_Given task_
Turn every line of the listing below into a numbered list, skipping blank lines and leaving out the picture.

-------

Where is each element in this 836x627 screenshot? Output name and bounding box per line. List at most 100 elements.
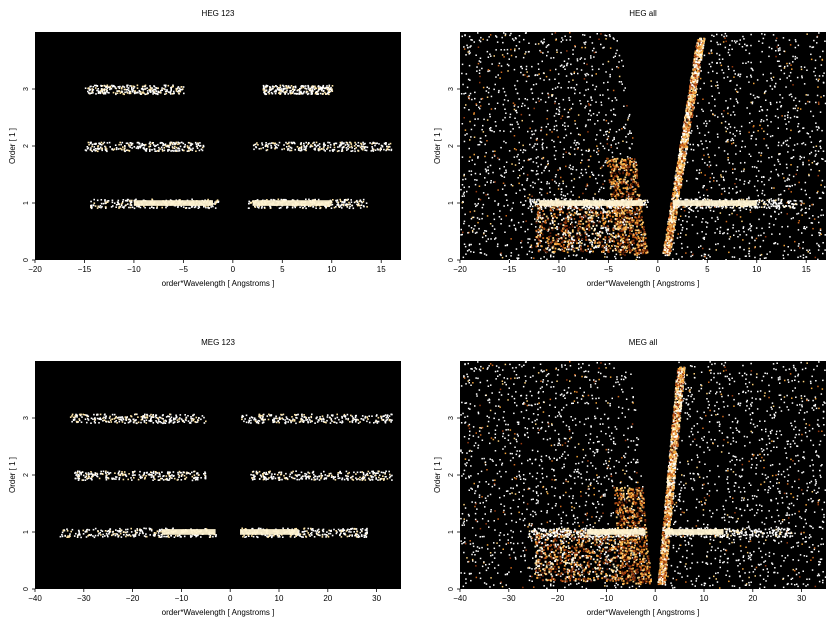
- event-point: [323, 143, 325, 146]
- event-point: [680, 197, 682, 200]
- event-point: [328, 86, 330, 88]
- x-axis-label: order*Wavelength [ Angstroms ]: [162, 279, 275, 288]
- event-point: [163, 84, 166, 87]
- event-point: [324, 91, 326, 94]
- event-point: [561, 37, 563, 39]
- event-point: [341, 207, 343, 209]
- event-point: [197, 207, 200, 209]
- event-point: [105, 201, 107, 204]
- event-point: [359, 207, 362, 209]
- event-point: [140, 93, 142, 95]
- event-point: [186, 145, 189, 147]
- event-point: [527, 241, 529, 244]
- event-point: [465, 104, 467, 106]
- event-point: [470, 173, 473, 176]
- event-point: [320, 89, 323, 91]
- event-point: [94, 150, 97, 152]
- event-point: [286, 87, 288, 89]
- event-point: [716, 33, 718, 36]
- event-point: [97, 91, 100, 93]
- event-point: [626, 219, 628, 222]
- event-point: [786, 77, 788, 79]
- event-point: [120, 143, 122, 146]
- event-point: [791, 184, 793, 187]
- event-point: [611, 168, 613, 171]
- event-point: [380, 144, 383, 147]
- event-point: [177, 147, 179, 150]
- event-point: [622, 230, 624, 233]
- event-point: [726, 139, 728, 142]
- event-point: [466, 86, 469, 89]
- event-point: [303, 148, 305, 151]
- event-point: [724, 32, 727, 35]
- event-point: [501, 256, 504, 259]
- event-point: [728, 162, 731, 164]
- event-point: [593, 56, 595, 58]
- event-point: [303, 146, 306, 148]
- event-point: [598, 38, 600, 40]
- event-point: [100, 206, 102, 209]
- event-point: [307, 92, 310, 95]
- event-point: [110, 88, 113, 90]
- event-point: [808, 163, 810, 166]
- event-point: [639, 205, 641, 207]
- event-point: [728, 68, 730, 70]
- event-point: [808, 197, 811, 199]
- event-point: [607, 135, 610, 138]
- event-point: [789, 236, 791, 238]
- event-point: [573, 72, 575, 75]
- event-point: [494, 181, 496, 183]
- event-point: [633, 162, 635, 165]
- event-point: [778, 141, 780, 144]
- event-point: [576, 60, 579, 62]
- event-point: [505, 171, 507, 173]
- event-point: [353, 145, 356, 147]
- event-point: [760, 253, 763, 256]
- event-point: [279, 92, 282, 94]
- event-point: [589, 241, 591, 244]
- event-point: [726, 128, 729, 130]
- event-point: [270, 146, 273, 149]
- event-point: [145, 148, 148, 150]
- event-point: [319, 86, 321, 88]
- event-point: [336, 150, 339, 153]
- event-point: [790, 157, 792, 159]
- event-point: [720, 193, 723, 195]
- event-point: [776, 243, 779, 245]
- event-point: [553, 252, 555, 254]
- event-point: [627, 216, 629, 219]
- event-point: [629, 161, 632, 163]
- event-point: [96, 199, 99, 202]
- event-point: [176, 90, 179, 93]
- event-point: [634, 188, 637, 190]
- event-point: [689, 104, 692, 107]
- event-point: [479, 198, 482, 201]
- event-point: [539, 211, 541, 214]
- event-point: [96, 85, 98, 87]
- event-point: [269, 206, 272, 208]
- event-point: [97, 90, 100, 92]
- event-point: [799, 108, 802, 110]
- event-point: [798, 181, 800, 184]
- event-point: [172, 147, 174, 149]
- event-point: [274, 92, 277, 95]
- event-point: [138, 205, 140, 208]
- event-point: [283, 148, 285, 150]
- event-point: [258, 148, 261, 150]
- event-point: [755, 138, 757, 140]
- event-point: [613, 160, 615, 163]
- event-point: [748, 252, 750, 255]
- event-point: [815, 153, 817, 156]
- event-point: [804, 189, 806, 192]
- event-point: [722, 115, 724, 118]
- event-point: [97, 148, 100, 150]
- event-point: [274, 142, 276, 145]
- event-point: [574, 92, 576, 95]
- event-point: [619, 178, 622, 180]
- event-point: [627, 184, 629, 186]
- event-point: [487, 69, 490, 71]
- event-point: [464, 92, 467, 94]
- event-point: [164, 93, 166, 95]
- event-point: [549, 69, 552, 72]
- event-point: [167, 150, 169, 152]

-------

_Task response_
1. Where is each element in this 836x627 screenshot? Output name and bounding box per line. List at most 100 elements.
2. - event-point: [323, 143, 325, 146]
3. - event-point: [680, 197, 682, 200]
4. - event-point: [328, 86, 330, 88]
5. - x-axis-label: order*Wavelength [ Angstroms ]: [162, 279, 275, 288]
6. - event-point: [163, 84, 166, 87]
7. - event-point: [324, 91, 326, 94]
8. - event-point: [561, 37, 563, 39]
9. - event-point: [341, 207, 343, 209]
10. - event-point: [197, 207, 200, 209]
11. - event-point: [105, 201, 107, 204]
12. - event-point: [359, 207, 362, 209]
13. - event-point: [140, 93, 142, 95]
14. - event-point: [186, 145, 189, 147]
15. - event-point: [527, 241, 529, 244]
16. - event-point: [465, 104, 467, 106]
17. - event-point: [470, 173, 473, 176]
18. - event-point: [320, 89, 323, 91]
19. - event-point: [94, 150, 97, 152]
20. - event-point: [286, 87, 288, 89]
21. - event-point: [716, 33, 718, 36]
22. - event-point: [97, 91, 100, 93]
23. - event-point: [626, 219, 628, 222]
24. - event-point: [786, 77, 788, 79]
25. - event-point: [120, 143, 122, 146]
26. - event-point: [791, 184, 793, 187]
27. - event-point: [611, 168, 613, 171]
28. - event-point: [380, 144, 383, 147]
29. - event-point: [177, 147, 179, 150]
30. - event-point: [622, 230, 624, 233]
31. - event-point: [726, 139, 728, 142]
32. - event-point: [466, 86, 469, 89]
33. - event-point: [303, 148, 305, 151]
34. - event-point: [724, 32, 727, 35]
35. - event-point: [501, 256, 504, 259]
36. - event-point: [728, 162, 731, 164]
37. - event-point: [593, 56, 595, 58]
38. - event-point: [303, 146, 306, 148]
39. - event-point: [598, 38, 600, 40]
40. - event-point: [100, 206, 102, 209]
41. - event-point: [307, 92, 310, 95]
42. - event-point: [110, 88, 113, 90]
43. - event-point: [808, 163, 810, 166]
44. - event-point: [639, 205, 641, 207]
45. - event-point: [728, 68, 730, 70]
46. - event-point: [808, 197, 811, 199]
47. - event-point: [607, 135, 610, 138]
48. - event-point: [789, 236, 791, 238]
49. - event-point: [573, 72, 575, 75]
50. - event-point: [494, 181, 496, 183]
51. - event-point: [633, 162, 635, 165]
52. - event-point: [778, 141, 780, 144]
53. - event-point: [576, 60, 579, 62]
54. - event-point: [505, 171, 507, 173]
55. - event-point: [353, 145, 356, 147]
56. - event-point: [760, 253, 763, 256]
57. - event-point: [279, 92, 282, 94]
58. - event-point: [589, 241, 591, 244]
59. - event-point: [726, 128, 729, 130]
60. - event-point: [270, 146, 273, 149]
61. - event-point: [145, 148, 148, 150]
62. - event-point: [319, 86, 321, 88]
63. - event-point: [336, 150, 339, 153]
64. - event-point: [790, 157, 792, 159]
65. - event-point: [720, 193, 723, 195]
66. - event-point: [776, 243, 779, 245]
67. - event-point: [553, 252, 555, 254]
68. - event-point: [627, 216, 629, 219]
69. - event-point: [629, 161, 632, 163]
70. - event-point: [96, 199, 99, 202]
71. - event-point: [176, 90, 179, 93]
72. - event-point: [634, 188, 637, 190]
73. - event-point: [689, 104, 692, 107]
74. - event-point: [479, 198, 482, 201]
75. - event-point: [539, 211, 541, 214]
76. - event-point: [96, 85, 98, 87]
77. - event-point: [269, 206, 272, 208]
78. - event-point: [97, 90, 100, 92]
79. - event-point: [799, 108, 802, 110]
80. - event-point: [798, 181, 800, 184]
81. - event-point: [172, 147, 174, 149]
82. - event-point: [274, 92, 277, 95]
83. - event-point: [138, 205, 140, 208]
84. - event-point: [283, 148, 285, 150]
85. - event-point: [258, 148, 261, 150]
86. - event-point: [755, 138, 757, 140]
87. - event-point: [613, 160, 615, 163]
88. - event-point: [748, 252, 750, 255]
89. - event-point: [815, 153, 817, 156]
90. - event-point: [804, 189, 806, 192]
91. - event-point: [722, 115, 724, 118]
92. - event-point: [97, 148, 100, 150]
93. - event-point: [274, 142, 276, 145]
94. - event-point: [574, 92, 576, 95]
95. - event-point: [619, 178, 622, 180]
96. - event-point: [627, 184, 629, 186]
97. - event-point: [487, 69, 490, 71]
98. - event-point: [464, 92, 467, 94]
99. - event-point: [164, 93, 166, 95]
100. - event-point: [549, 69, 552, 72]
101. - event-point: [167, 150, 169, 152]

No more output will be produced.